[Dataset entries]

::::

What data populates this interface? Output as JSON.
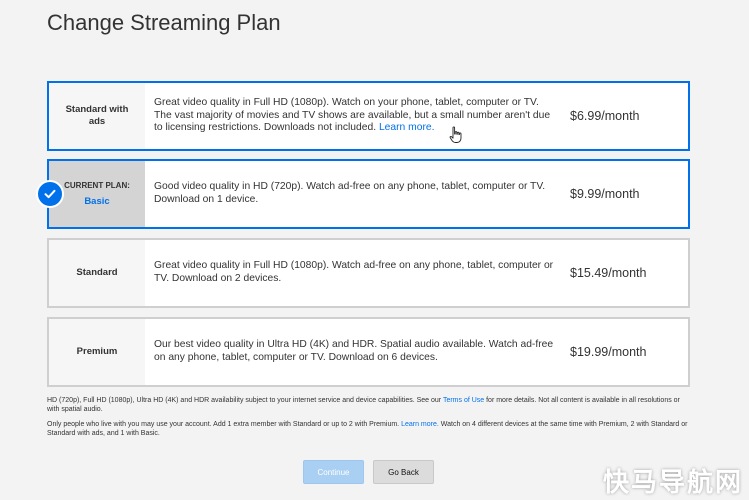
{
  "page": {
    "title": "Change Streaming Plan"
  },
  "plans": [
    {
      "name": "Standard with ads",
      "description": "Great video quality in Full HD (1080p). Watch on your phone, tablet, computer or TV. The vast majority of movies and TV shows are available, but a small number aren't due to licensing restrictions. Downloads not included.",
      "link": "Learn more.",
      "price": "$6.99/month"
    },
    {
      "current_label": "CURRENT PLAN:",
      "name": "Basic",
      "description": "Good video quality in HD (720p). Watch ad-free on any phone, tablet, computer or TV. Download on 1 device.",
      "price": "$9.99/month"
    },
    {
      "name": "Standard",
      "description": "Great video quality in Full HD (1080p). Watch ad-free on any phone, tablet, computer or TV. Download on 2 devices.",
      "price": "$15.49/month"
    },
    {
      "name": "Premium",
      "description": "Our best video quality in Ultra HD (4K) and HDR. Spatial audio available. Watch ad-free on any phone, tablet, computer or TV. Download on 6 devices.",
      "price": "$19.99/month"
    }
  ],
  "notes": {
    "note1_pre": "HD (720p), Full HD (1080p), Ultra HD (4K) and HDR availability subject to your internet service and device capabilities. See our ",
    "note1_link": "Terms of Use",
    "note1_post": " for more details. Not all content is available in all resolutions or with spatial audio.",
    "note2_pre": "Only people who live with you may use your account. Add 1 extra member with Standard or up to 2 with Premium. ",
    "note2_link": "Learn more.",
    "note2_post": " Watch on 4 different devices at the same time with Premium, 2 with Standard or Standard with ads, and 1 with Basic."
  },
  "buttons": {
    "continue": "Continue",
    "back": "Go Back"
  },
  "watermark": "快马导航网",
  "colors": {
    "accent": "#0071eb",
    "continue_disabled": "#a9cff2"
  }
}
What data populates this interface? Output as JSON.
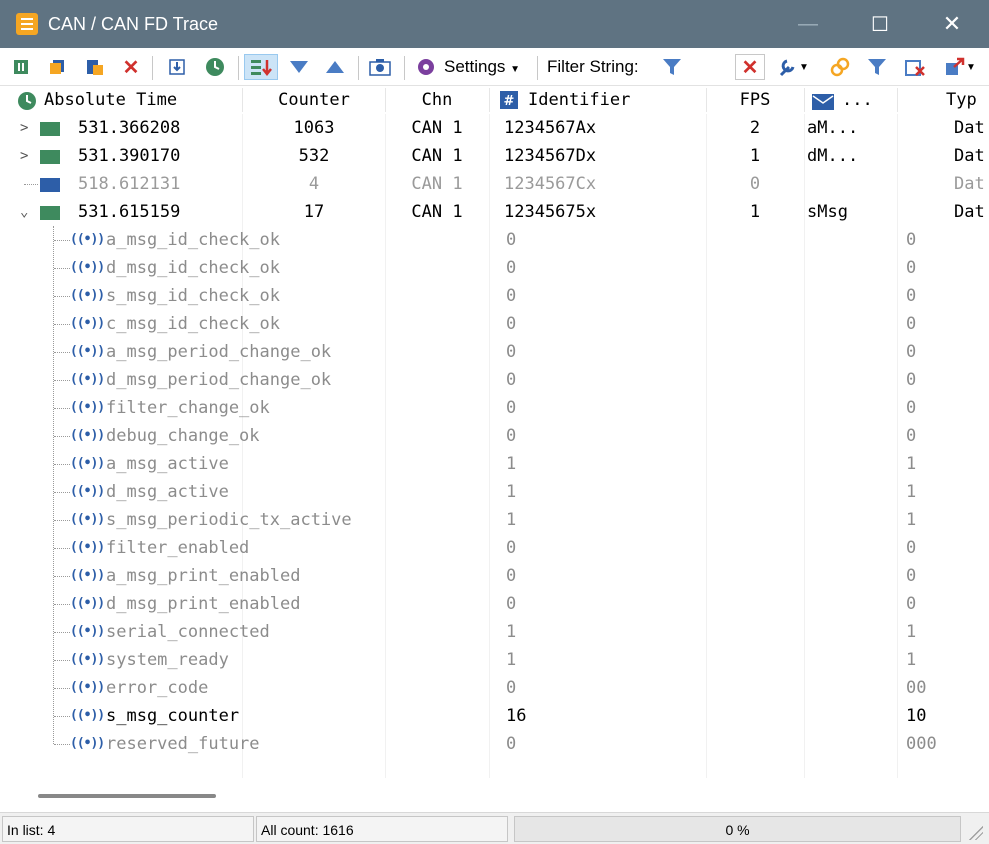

::::

WHAT YOU SHOULD DO: Reproduce every line of the material precisely, omitting its pictures.

FULL ANSWER:
What data populates this interface? Output as JSON.
{
  "page": {
    "title": "Change Streaming Plan"
  },
  "plans": [
    {
      "name": "Standard with ads",
      "description": "Great video quality in Full HD (1080p). Watch on your phone, tablet, computer or TV. The vast majority of movies and TV shows are available, but a small number aren't due to licensing restrictions. Downloads not included.",
      "link": "Learn more.",
      "price": "$6.99/month"
    },
    {
      "current_label": "CURRENT PLAN:",
      "name": "Basic",
      "description": "Good video quality in HD (720p). Watch ad-free on any phone, tablet, computer or TV. Download on 1 device.",
      "price": "$9.99/month"
    },
    {
      "name": "Standard",
      "description": "Great video quality in Full HD (1080p). Watch ad-free on any phone, tablet, computer or TV. Download on 2 devices.",
      "price": "$15.49/month"
    },
    {
      "name": "Premium",
      "description": "Our best video quality in Ultra HD (4K) and HDR. Spatial audio available. Watch ad-free on any phone, tablet, computer or TV. Download on 6 devices.",
      "price": "$19.99/month"
    }
  ],
  "notes": {
    "note1_pre": "HD (720p), Full HD (1080p), Ultra HD (4K) and HDR availability subject to your internet service and device capabilities. See our ",
    "note1_link": "Terms of Use",
    "note1_post": " for more details. Not all content is available in all resolutions or with spatial audio.",
    "note2_pre": "Only people who live with you may use your account. Add 1 extra member with Standard or up to 2 with Premium. ",
    "note2_link": "Learn more.",
    "note2_post": " Watch on 4 different devices at the same time with Premium, 2 with Standard or Standard with ads, and 1 with Basic."
  },
  "buttons": {
    "continue": "Continue",
    "back": "Go Back"
  },
  "watermark": "快马导航网",
  "colors": {
    "accent": "#0071eb",
    "continue_disabled": "#a9cff2"
  }
}
What data populates this interface? Output as JSON.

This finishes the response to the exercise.